- ЧТО СДЕЛАТЬ:
#1 Выпишите из отрывка все слова с корнем «свет» в порядке их появления, включая повторы.
#2 Объясните в одном–трех предложениях, почему, по словам отрывка, ярчайшие проблески светлых идей не помогут внести коррективы в основу общечеловеческой психологии.

- ОТРЫВОК:
##########

И главное, явно не стоит ради чего-либо чересчур необычайно возвышенного и светлого на одной лишь бесцветно белой бумаге столь уж, и рвать себе душу сколь тщетно, тщась сходу достичь мнимых небес, а тем паче с самого лихого наскоку, без единой здравой мысли, но зато небывало так немыслимо радостно…
А между тем некоторым совсем беспричинно охота, живя во тьме диких, всегда ведь единых и неизменных времен, довольно-то отчаянно и нервозно переустраивать внутри своего узкого сознания все, то крайне неправедно ныне обустроенное общество по каким-либо обнадеживающе радостным, вполне наглядно, что ни говори, куда вот чисто внешне поболее справедливым стандартам.
19
А между тем для подлинных и качественных изменений во всем том, как оно есть самом исподнем человеческом естестве надо было стремиться пролить свет во тьму юных душ, а не сыпать ворох ослепительно ярких цитат на головы простых, ничего ни о чем и близко несведущих давно уж вполне зрелых граждан.
И это так именно потому, что мозг слепой и самодостаточной толпы можно просветить одними разве что пулями в каждый тот отдельно взятый конкретный затылок, ну а более вот никак и ничем.
А того самого истинно светлого и лучшего будущего если и можно будет достичь, то только лишь вполне ведь разумно в него устремившись всем, тем и впрямь весьма трепетно бьющимся сердцем.
Ну а чисто умозрительно его, создавая, явно еще сформируешь разве что одну благодатную почву для того самого первобытнообщинного рая, в котором все наслоения цивилизации и культуры будут вскоре начисто стерты именно что совсем в труху.
Ну а дабы хоть сколько-то преуспеть в течение долгих тысячелетий в деле на редкость последовательного преображения всех нас окружающих реалий…
Нет для истинного воплощения в жизнь социума более чем многозначительно иных принципов бытия надо бы, в первую очередь, внести довольно-то многозначительные коррективы в саму ту как она есть чисто заглавную основу всей общечеловеческой психологии…
Да вот, как-никак, а для всего этого все те ярчайшие проблески светлых идей вовсе уж ничем не помогут, поскольку они только лишь поболее нагнетают тьму, делая ее адептов разве что и впрямь всесильно всезнающими и вполне полноправными хозяевами той самой от края до края целиком отныне полностью подвластной им территории.

##########

- ПРЕДСТАВЛЕННЫЙ МАТЕРИАЛ:
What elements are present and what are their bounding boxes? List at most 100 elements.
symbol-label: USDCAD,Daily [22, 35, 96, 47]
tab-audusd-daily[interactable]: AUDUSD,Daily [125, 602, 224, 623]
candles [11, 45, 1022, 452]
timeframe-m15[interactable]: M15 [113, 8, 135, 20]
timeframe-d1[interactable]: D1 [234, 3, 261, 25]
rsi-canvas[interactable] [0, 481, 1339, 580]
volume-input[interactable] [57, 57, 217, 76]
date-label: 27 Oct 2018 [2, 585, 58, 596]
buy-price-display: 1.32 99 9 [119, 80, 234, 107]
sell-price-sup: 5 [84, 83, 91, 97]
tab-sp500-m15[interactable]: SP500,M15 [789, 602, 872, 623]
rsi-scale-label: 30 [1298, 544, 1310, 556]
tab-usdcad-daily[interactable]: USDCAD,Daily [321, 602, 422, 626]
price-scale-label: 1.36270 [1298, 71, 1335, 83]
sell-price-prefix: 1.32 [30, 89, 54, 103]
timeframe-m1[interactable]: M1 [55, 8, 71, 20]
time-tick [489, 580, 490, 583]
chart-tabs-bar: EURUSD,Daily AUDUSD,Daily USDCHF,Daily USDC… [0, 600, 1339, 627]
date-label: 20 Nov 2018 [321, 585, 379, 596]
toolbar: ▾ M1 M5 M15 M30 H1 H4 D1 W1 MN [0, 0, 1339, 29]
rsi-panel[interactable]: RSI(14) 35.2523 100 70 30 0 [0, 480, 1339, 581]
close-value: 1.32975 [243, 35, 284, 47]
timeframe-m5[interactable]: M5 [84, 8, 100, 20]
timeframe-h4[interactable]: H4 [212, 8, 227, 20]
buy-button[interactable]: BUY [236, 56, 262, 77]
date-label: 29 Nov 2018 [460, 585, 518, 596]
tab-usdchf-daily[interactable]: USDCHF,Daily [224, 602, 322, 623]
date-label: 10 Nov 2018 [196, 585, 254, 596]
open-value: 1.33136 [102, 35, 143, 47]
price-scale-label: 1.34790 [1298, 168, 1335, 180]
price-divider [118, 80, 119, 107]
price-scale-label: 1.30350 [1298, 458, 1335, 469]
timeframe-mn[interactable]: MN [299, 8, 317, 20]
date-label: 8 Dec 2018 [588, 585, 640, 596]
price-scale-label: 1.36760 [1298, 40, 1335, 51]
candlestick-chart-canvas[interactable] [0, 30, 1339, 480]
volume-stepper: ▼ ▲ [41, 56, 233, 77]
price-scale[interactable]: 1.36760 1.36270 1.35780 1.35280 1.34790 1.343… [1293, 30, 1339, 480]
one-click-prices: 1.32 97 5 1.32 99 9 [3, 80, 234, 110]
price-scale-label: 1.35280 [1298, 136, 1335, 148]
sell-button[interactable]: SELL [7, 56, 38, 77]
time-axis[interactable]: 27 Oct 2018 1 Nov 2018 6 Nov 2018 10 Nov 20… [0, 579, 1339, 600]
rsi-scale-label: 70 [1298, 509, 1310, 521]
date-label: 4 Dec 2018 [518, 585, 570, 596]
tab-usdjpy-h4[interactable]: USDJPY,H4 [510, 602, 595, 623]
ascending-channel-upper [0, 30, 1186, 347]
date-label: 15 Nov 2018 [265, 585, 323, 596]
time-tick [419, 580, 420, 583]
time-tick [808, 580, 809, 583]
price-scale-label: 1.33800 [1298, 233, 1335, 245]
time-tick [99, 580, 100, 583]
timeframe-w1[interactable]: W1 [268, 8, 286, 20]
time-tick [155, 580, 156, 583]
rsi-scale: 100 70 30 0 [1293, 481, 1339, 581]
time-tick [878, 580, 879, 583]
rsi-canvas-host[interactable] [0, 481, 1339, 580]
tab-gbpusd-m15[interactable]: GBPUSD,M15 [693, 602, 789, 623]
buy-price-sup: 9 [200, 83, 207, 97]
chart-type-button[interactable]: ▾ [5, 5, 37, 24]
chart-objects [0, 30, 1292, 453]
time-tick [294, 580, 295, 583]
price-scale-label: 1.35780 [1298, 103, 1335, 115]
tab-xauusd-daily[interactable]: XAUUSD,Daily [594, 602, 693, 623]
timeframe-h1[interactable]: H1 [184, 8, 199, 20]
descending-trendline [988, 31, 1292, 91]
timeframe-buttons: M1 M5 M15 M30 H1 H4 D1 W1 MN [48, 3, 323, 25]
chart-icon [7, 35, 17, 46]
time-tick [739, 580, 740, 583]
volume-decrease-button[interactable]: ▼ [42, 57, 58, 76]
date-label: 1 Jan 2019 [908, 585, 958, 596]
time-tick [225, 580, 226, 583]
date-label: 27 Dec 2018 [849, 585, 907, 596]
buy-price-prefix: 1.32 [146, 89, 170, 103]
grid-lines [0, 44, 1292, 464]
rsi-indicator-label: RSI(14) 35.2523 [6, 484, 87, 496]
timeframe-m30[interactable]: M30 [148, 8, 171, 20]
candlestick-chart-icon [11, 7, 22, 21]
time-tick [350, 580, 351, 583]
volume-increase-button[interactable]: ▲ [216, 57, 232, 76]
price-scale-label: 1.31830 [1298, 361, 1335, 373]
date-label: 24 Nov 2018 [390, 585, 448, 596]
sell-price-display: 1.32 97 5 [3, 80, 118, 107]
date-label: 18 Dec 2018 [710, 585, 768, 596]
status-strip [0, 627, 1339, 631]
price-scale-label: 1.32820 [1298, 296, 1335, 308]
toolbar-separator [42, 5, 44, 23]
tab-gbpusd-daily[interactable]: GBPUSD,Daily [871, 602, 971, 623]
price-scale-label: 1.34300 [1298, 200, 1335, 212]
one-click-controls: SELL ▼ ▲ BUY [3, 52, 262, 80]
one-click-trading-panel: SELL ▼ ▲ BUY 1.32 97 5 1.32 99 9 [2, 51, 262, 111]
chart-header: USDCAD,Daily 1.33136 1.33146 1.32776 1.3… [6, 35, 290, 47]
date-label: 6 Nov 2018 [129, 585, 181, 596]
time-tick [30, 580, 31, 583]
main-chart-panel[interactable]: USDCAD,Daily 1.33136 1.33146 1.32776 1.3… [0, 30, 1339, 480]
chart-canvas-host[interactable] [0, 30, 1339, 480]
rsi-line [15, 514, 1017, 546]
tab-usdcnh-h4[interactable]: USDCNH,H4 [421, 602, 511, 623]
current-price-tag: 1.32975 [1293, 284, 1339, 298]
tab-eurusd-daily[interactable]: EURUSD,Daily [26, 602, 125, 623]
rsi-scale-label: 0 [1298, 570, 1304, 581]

##########

- СПИСОК РЕШЕНИЙ:
#1 светлого, свет, просветить, светлого, светлых

#2 Они лишь сильнее нагнетают тьму. Ее адепты становятся всесильно всезнающими и полноправными хозяевами целиком подвластной им территории.